In this episode of the podcast, you will be guided through the winding roads and petit villages, bringing alive the local rustic-ness of the Dordogne.
This episode will have the most impact listening on one device and accessing Google Earth on another. Or if you’re wonderfully tech-savvy you may be able to access them both at the same time on the same device! Once in each village, pause the podcast chat to get down on the Google Earth ground and have a virtual walking tour around the town, then re-start the podcast to move on!
Plus Beaux Villages de France
There are over 32,000 villages in France and in 1982 the French government created a list to try and promote the petit and picturesque French villages, ones with a quality heritage.
To be designated one of the “Plus Beaux Villages de France”, villages must submit an application form, have an on-site evaluation, and meet certain criteria. At the moment there are about 160 villages on the list, so obviously most villages don’t make the cut which is completely understandable when you consider this criteria:
· there must be some rural character with no more than 2,000 inhabitants
· they must have two national heritage sites
· there must be an on-site evaluation
· the application must have mass support from the town council.

● EXERCISE DESCRIPTION: Reproduce, word for word, the passage of the Dordogne villages text above that begins with the words containing "In this episode" and ends with "of the Dordogne.".

● DATASET EXCERPT:

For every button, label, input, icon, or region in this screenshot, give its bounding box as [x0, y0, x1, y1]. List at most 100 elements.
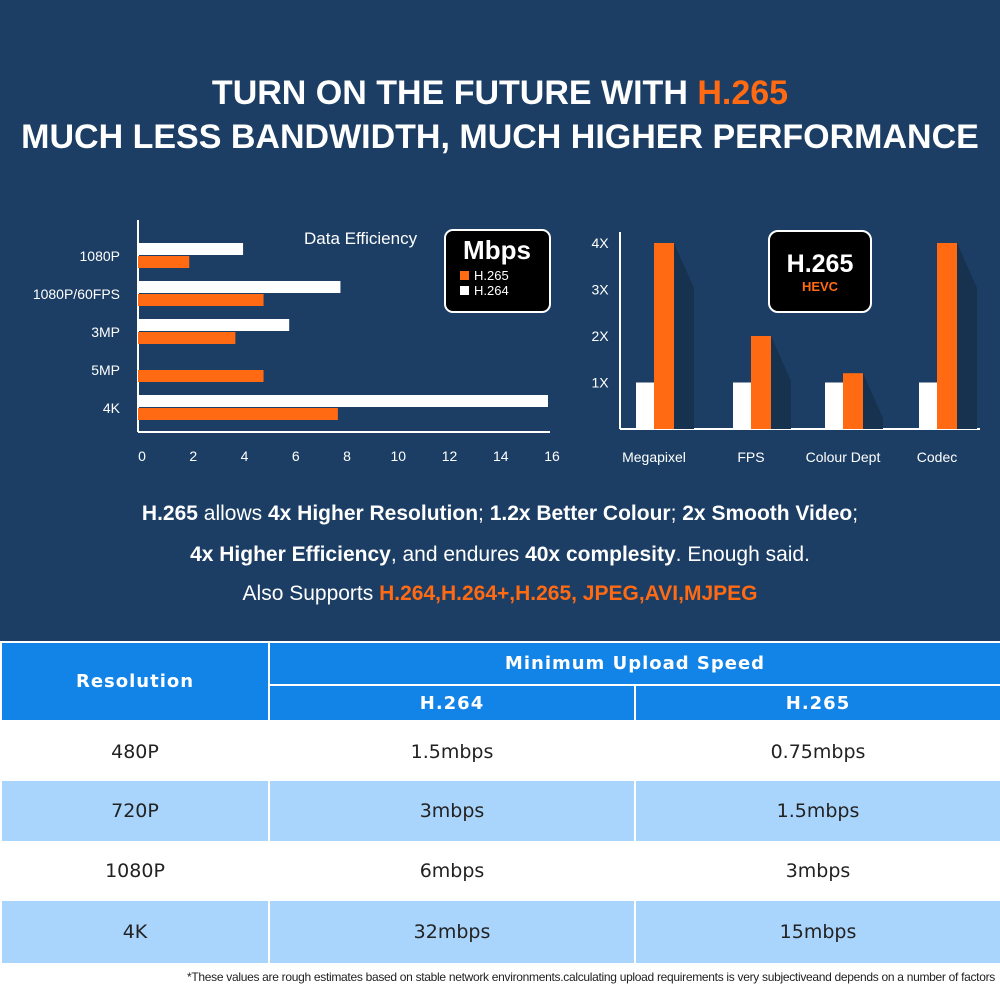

● CORRECT OUTPUT:
In this episode of the podcast, you will be guided through the winding roads and petit villages, bringing alive the local rustic-ness of the Dordogne.